Supplied records:
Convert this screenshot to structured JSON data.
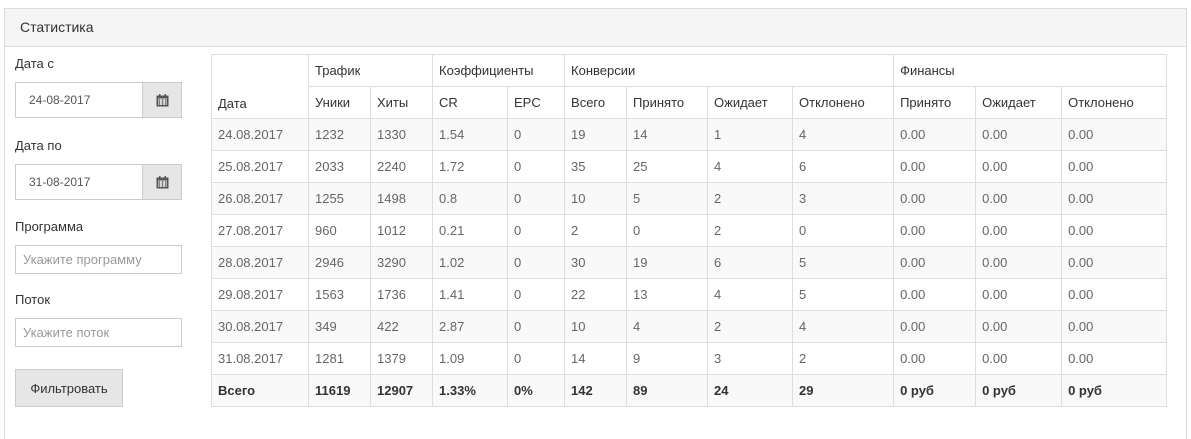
{
  "panel": {
    "title": "Статистика"
  },
  "filters": {
    "date_from_label": "Дата с",
    "date_from_value": "24-08-2017",
    "date_to_label": "Дата по",
    "date_to_value": "31-08-2017",
    "program_label": "Программа",
    "program_placeholder": "Укажите программу",
    "flow_label": "Поток",
    "flow_placeholder": "Укажите поток",
    "submit_label": "Фильтровать",
    "calendar_icon": "calendar-icon"
  },
  "table": {
    "group_headers": {
      "date": "Дата",
      "traffic": "Трафик",
      "coefficients": "Коэффициенты",
      "conversions": "Конверсии",
      "finances": "Финансы"
    },
    "sub_headers": [
      "Уники",
      "Хиты",
      "CR",
      "EPC",
      "Всего",
      "Принято",
      "Ожидает",
      "Отклонено",
      "Принято",
      "Ожидает",
      "Отклонено"
    ],
    "rows": [
      [
        "24.08.2017",
        "1232",
        "1330",
        "1.54",
        "0",
        "19",
        "14",
        "1",
        "4",
        "0.00",
        "0.00",
        "0.00"
      ],
      [
        "25.08.2017",
        "2033",
        "2240",
        "1.72",
        "0",
        "35",
        "25",
        "4",
        "6",
        "0.00",
        "0.00",
        "0.00"
      ],
      [
        "26.08.2017",
        "1255",
        "1498",
        "0.8",
        "0",
        "10",
        "5",
        "2",
        "3",
        "0.00",
        "0.00",
        "0.00"
      ],
      [
        "27.08.2017",
        "960",
        "1012",
        "0.21",
        "0",
        "2",
        "0",
        "2",
        "0",
        "0.00",
        "0.00",
        "0.00"
      ],
      [
        "28.08.2017",
        "2946",
        "3290",
        "1.02",
        "0",
        "30",
        "19",
        "6",
        "5",
        "0.00",
        "0.00",
        "0.00"
      ],
      [
        "29.08.2017",
        "1563",
        "1736",
        "1.41",
        "0",
        "22",
        "13",
        "4",
        "5",
        "0.00",
        "0.00",
        "0.00"
      ],
      [
        "30.08.2017",
        "349",
        "422",
        "2.87",
        "0",
        "10",
        "4",
        "2",
        "4",
        "0.00",
        "0.00",
        "0.00"
      ],
      [
        "31.08.2017",
        "1281",
        "1379",
        "1.09",
        "0",
        "14",
        "9",
        "3",
        "2",
        "0.00",
        "0.00",
        "0.00"
      ]
    ],
    "total": [
      "Всего",
      "11619",
      "12907",
      "1.33%",
      "0%",
      "142",
      "89",
      "24",
      "29",
      "0 руб",
      "0 руб",
      "0 руб"
    ]
  }
}
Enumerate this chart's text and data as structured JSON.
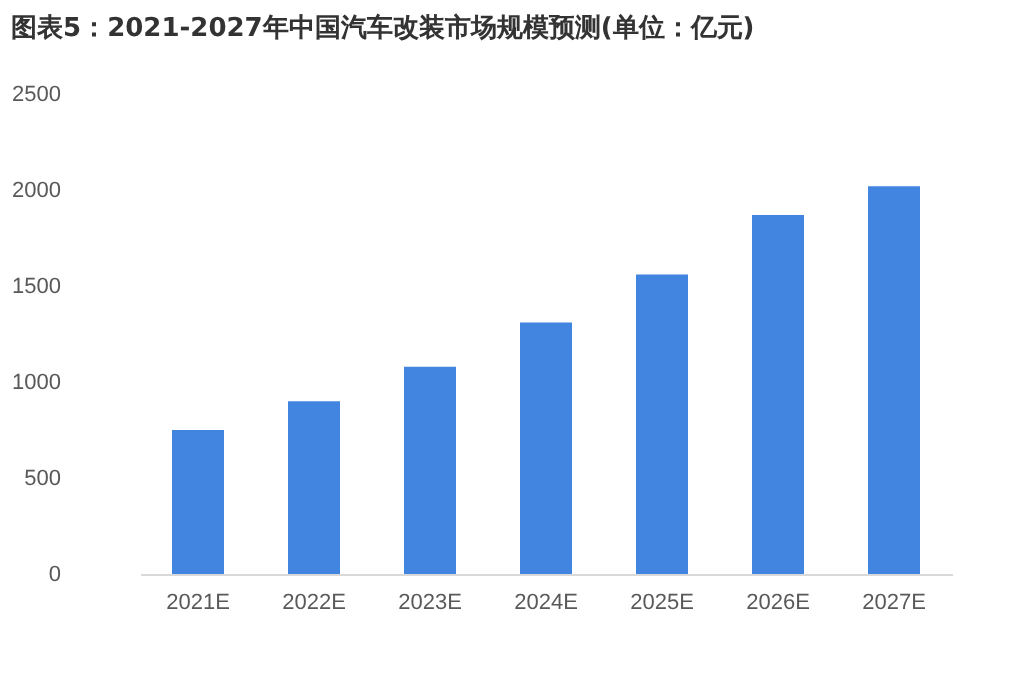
{
  "chart_data": {
    "type": "bar",
    "title": "图表5：2021-2027年中国汽车改装市场规模预测(单位：亿元)",
    "categories": [
      "2021E",
      "2022E",
      "2023E",
      "2024E",
      "2025E",
      "2026E",
      "2027E"
    ],
    "values": [
      750,
      900,
      1080,
      1310,
      1560,
      1870,
      2020
    ],
    "color": "#4285e0",
    "ylim": [
      0,
      2500
    ],
    "yticks": [
      0,
      500,
      1000,
      1500,
      2000,
      2500
    ],
    "grid": false
  }
}
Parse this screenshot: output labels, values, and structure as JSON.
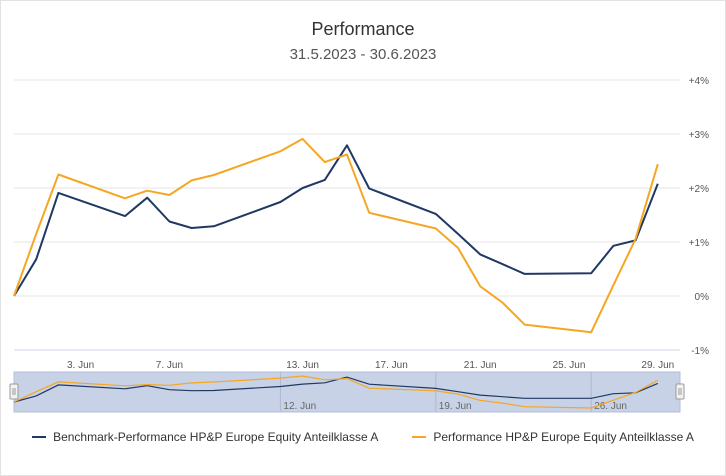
{
  "chart_data": {
    "type": "line",
    "title": "Performance",
    "subtitle": "31.5.2023 - 30.6.2023",
    "y_axis": {
      "side": "right",
      "min": -1,
      "max": 4,
      "ticks": [
        -1,
        0,
        1,
        2,
        3,
        4
      ],
      "tick_labels": [
        "-1%",
        "0%",
        "+1%",
        "+2%",
        "+3%",
        "+4%"
      ],
      "grid": true
    },
    "x_axis": {
      "min": "2023-05-31",
      "max": "2023-06-30",
      "ticks": [
        "2023-06-03",
        "2023-06-07",
        "2023-06-13",
        "2023-06-17",
        "2023-06-21",
        "2023-06-25",
        "2023-06-29"
      ],
      "tick_labels": [
        "3. Jun",
        "7. Jun",
        "13. Jun",
        "17. Jun",
        "21. Jun",
        "25. Jun",
        "29. Jun"
      ]
    },
    "x": [
      "2023-05-31",
      "2023-06-01",
      "2023-06-02",
      "2023-06-05",
      "2023-06-06",
      "2023-06-07",
      "2023-06-08",
      "2023-06-09",
      "2023-06-12",
      "2023-06-13",
      "2023-06-14",
      "2023-06-15",
      "2023-06-16",
      "2023-06-19",
      "2023-06-20",
      "2023-06-21",
      "2023-06-22",
      "2023-06-23",
      "2023-06-26",
      "2023-06-27",
      "2023-06-28",
      "2023-06-29",
      "2023-06-30"
    ],
    "series": [
      {
        "name": "Benchmark-Performance HP&P Europe Equity Anteilklasse A",
        "color": "#1f3864",
        "values": [
          0.0,
          0.68,
          1.91,
          1.48,
          1.82,
          1.38,
          1.26,
          1.29,
          1.74,
          2.0,
          2.15,
          2.79,
          1.99,
          1.52,
          1.15,
          0.77,
          0.59,
          0.41,
          0.42,
          0.93,
          1.03,
          2.08,
          null
        ]
      },
      {
        "name": "Performance HP&P Europe Equity Anteilklasse A",
        "color": "#f5a623",
        "values": [
          0.0,
          1.15,
          2.25,
          1.81,
          1.95,
          1.87,
          2.14,
          2.24,
          2.68,
          2.91,
          2.48,
          2.62,
          1.54,
          1.25,
          0.89,
          0.18,
          -0.12,
          -0.53,
          -0.67,
          0.2,
          1.06,
          2.44,
          null
        ]
      }
    ],
    "navigator": {
      "labels": [
        "12. Jun",
        "19. Jun",
        "26. Jun"
      ]
    },
    "legend": {
      "placement": "bottom"
    }
  }
}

Exercise aim: Write out the whole listing exactly, and drop the pictures.

Problem solution:
Convert this screenshot to structured JSON data.
{
  "panel": {
    "title": "Статистика"
  },
  "filters": {
    "date_from_label": "Дата с",
    "date_from_value": "24-08-2017",
    "date_to_label": "Дата по",
    "date_to_value": "31-08-2017",
    "program_label": "Программа",
    "program_placeholder": "Укажите программу",
    "flow_label": "Поток",
    "flow_placeholder": "Укажите поток",
    "submit_label": "Фильтровать",
    "calendar_icon": "calendar-icon"
  },
  "table": {
    "group_headers": {
      "date": "Дата",
      "traffic": "Трафик",
      "coefficients": "Коэффициенты",
      "conversions": "Конверсии",
      "finances": "Финансы"
    },
    "sub_headers": [
      "Уники",
      "Хиты",
      "CR",
      "EPC",
      "Всего",
      "Принято",
      "Ожидает",
      "Отклонено",
      "Принято",
      "Ожидает",
      "Отклонено"
    ],
    "rows": [
      [
        "24.08.2017",
        "1232",
        "1330",
        "1.54",
        "0",
        "19",
        "14",
        "1",
        "4",
        "0.00",
        "0.00",
        "0.00"
      ],
      [
        "25.08.2017",
        "2033",
        "2240",
        "1.72",
        "0",
        "35",
        "25",
        "4",
        "6",
        "0.00",
        "0.00",
        "0.00"
      ],
      [
        "26.08.2017",
        "1255",
        "1498",
        "0.8",
        "0",
        "10",
        "5",
        "2",
        "3",
        "0.00",
        "0.00",
        "0.00"
      ],
      [
        "27.08.2017",
        "960",
        "1012",
        "0.21",
        "0",
        "2",
        "0",
        "2",
        "0",
        "0.00",
        "0.00",
        "0.00"
      ],
      [
        "28.08.2017",
        "2946",
        "3290",
        "1.02",
        "0",
        "30",
        "19",
        "6",
        "5",
        "0.00",
        "0.00",
        "0.00"
      ],
      [
        "29.08.2017",
        "1563",
        "1736",
        "1.41",
        "0",
        "22",
        "13",
        "4",
        "5",
        "0.00",
        "0.00",
        "0.00"
      ],
      [
        "30.08.2017",
        "349",
        "422",
        "2.87",
        "0",
        "10",
        "4",
        "2",
        "4",
        "0.00",
        "0.00",
        "0.00"
      ],
      [
        "31.08.2017",
        "1281",
        "1379",
        "1.09",
        "0",
        "14",
        "9",
        "3",
        "2",
        "0.00",
        "0.00",
        "0.00"
      ]
    ],
    "total": [
      "Всего",
      "11619",
      "12907",
      "1.33%",
      "0%",
      "142",
      "89",
      "24",
      "29",
      "0 руб",
      "0 руб",
      "0 руб"
    ]
  }
}
Enumerate this chart's text and data as structured JSON.
{
  "chart_data": {
    "type": "bar",
    "title": "图表5：2021-2027年中国汽车改装市场规模预测(单位：亿元)",
    "categories": [
      "2021E",
      "2022E",
      "2023E",
      "2024E",
      "2025E",
      "2026E",
      "2027E"
    ],
    "values": [
      750,
      900,
      1080,
      1310,
      1560,
      1870,
      2020
    ],
    "color": "#4285e0",
    "ylim": [
      0,
      2500
    ],
    "yticks": [
      0,
      500,
      1000,
      1500,
      2000,
      2500
    ],
    "grid": false
  }
}
Parse this screenshot: output labels, values, and structure as JSON.
{
  "chart_data": {
    "type": "line",
    "title": "Performance",
    "subtitle": "31.5.2023 - 30.6.2023",
    "y_axis": {
      "side": "right",
      "min": -1,
      "max": 4,
      "ticks": [
        -1,
        0,
        1,
        2,
        3,
        4
      ],
      "tick_labels": [
        "-1%",
        "0%",
        "+1%",
        "+2%",
        "+3%",
        "+4%"
      ],
      "grid": true
    },
    "x_axis": {
      "min": "2023-05-31",
      "max": "2023-06-30",
      "ticks": [
        "2023-06-03",
        "2023-06-07",
        "2023-06-13",
        "2023-06-17",
        "2023-06-21",
        "2023-06-25",
        "2023-06-29"
      ],
      "tick_labels": [
        "3. Jun",
        "7. Jun",
        "13. Jun",
        "17. Jun",
        "21. Jun",
        "25. Jun",
        "29. Jun"
      ]
    },
    "x": [
      "2023-05-31",
      "2023-06-01",
      "2023-06-02",
      "2023-06-05",
      "2023-06-06",
      "2023-06-07",
      "2023-06-08",
      "2023-06-09",
      "2023-06-12",
      "2023-06-13",
      "2023-06-14",
      "2023-06-15",
      "2023-06-16",
      "2023-06-19",
      "2023-06-20",
      "2023-06-21",
      "2023-06-22",
      "2023-06-23",
      "2023-06-26",
      "2023-06-27",
      "2023-06-28",
      "2023-06-29",
      "2023-06-30"
    ],
    "series": [
      {
        "name": "Benchmark-Performance HP&P Europe Equity Anteilklasse A",
        "color": "#1f3864",
        "values": [
          0.0,
          0.68,
          1.91,
          1.48,
          1.82,
          1.38,
          1.26,
          1.29,
          1.74,
          2.0,
          2.15,
          2.79,
          1.99,
          1.52,
          1.15,
          0.77,
          0.59,
          0.41,
          0.42,
          0.93,
          1.03,
          2.08,
          null
        ]
      },
      {
        "name": "Performance HP&P Europe Equity Anteilklasse A",
        "color": "#f5a623",
        "values": [
          0.0,
          1.15,
          2.25,
          1.81,
          1.95,
          1.87,
          2.14,
          2.24,
          2.68,
          2.91,
          2.48,
          2.62,
          1.54,
          1.25,
          0.89,
          0.18,
          -0.12,
          -0.53,
          -0.67,
          0.2,
          1.06,
          2.44,
          null
        ]
      }
    ],
    "navigator": {
      "labels": [
        "12. Jun",
        "19. Jun",
        "26. Jun"
      ]
    },
    "legend": {
      "placement": "bottom"
    }
  }
}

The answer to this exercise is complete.